• Exercise goal:
Locate the lines where "كتاب" occurs and copy them as they stand.

• Input rows:
==================================================
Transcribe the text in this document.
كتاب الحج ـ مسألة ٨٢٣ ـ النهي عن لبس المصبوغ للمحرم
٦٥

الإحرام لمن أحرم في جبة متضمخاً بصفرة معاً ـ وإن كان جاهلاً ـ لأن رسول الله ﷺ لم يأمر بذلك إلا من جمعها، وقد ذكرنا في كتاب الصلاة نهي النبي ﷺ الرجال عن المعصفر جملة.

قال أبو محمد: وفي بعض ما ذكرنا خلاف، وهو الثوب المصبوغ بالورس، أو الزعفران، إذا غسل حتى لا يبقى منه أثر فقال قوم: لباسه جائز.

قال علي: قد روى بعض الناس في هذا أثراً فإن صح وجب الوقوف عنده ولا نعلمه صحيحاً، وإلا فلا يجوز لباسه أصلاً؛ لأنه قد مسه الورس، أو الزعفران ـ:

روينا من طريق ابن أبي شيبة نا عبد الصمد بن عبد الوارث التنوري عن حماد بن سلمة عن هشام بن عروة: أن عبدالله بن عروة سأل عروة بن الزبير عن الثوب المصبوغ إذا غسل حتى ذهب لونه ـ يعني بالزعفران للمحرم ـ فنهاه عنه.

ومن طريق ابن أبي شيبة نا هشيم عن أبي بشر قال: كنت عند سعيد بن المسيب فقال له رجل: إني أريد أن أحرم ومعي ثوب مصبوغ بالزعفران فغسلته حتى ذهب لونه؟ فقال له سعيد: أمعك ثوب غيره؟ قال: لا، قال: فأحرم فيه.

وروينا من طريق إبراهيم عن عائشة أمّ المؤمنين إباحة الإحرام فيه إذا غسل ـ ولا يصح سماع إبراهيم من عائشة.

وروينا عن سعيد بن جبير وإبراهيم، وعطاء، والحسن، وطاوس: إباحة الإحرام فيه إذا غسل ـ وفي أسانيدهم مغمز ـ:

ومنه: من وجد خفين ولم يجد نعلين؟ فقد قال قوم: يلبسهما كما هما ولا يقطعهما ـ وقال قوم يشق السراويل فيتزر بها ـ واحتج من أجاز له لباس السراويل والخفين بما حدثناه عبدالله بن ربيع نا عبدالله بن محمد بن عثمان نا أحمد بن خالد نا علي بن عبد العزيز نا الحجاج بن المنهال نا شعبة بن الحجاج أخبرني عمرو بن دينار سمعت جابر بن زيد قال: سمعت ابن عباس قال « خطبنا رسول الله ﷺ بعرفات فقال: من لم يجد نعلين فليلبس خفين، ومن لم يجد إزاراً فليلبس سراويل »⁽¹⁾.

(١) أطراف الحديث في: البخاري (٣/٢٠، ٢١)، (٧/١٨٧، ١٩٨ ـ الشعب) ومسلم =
==================================================
• Result of this exercise:
كتاب الحج ـ مسألة ٨٢٣ ـ النهي عن لبس المصبوغ للمحرم
الإحرام لمن أحرم في جبة متضمخاً بصفرة معاً ـ وإن كان جاهلاً ـ لأن رسول الله ﷺ لم يأمر بذلك إلا من جمعها، وقد ذكرنا في كتاب الصلاة نهي النبي ﷺ الرجال عن المعصفر جملة.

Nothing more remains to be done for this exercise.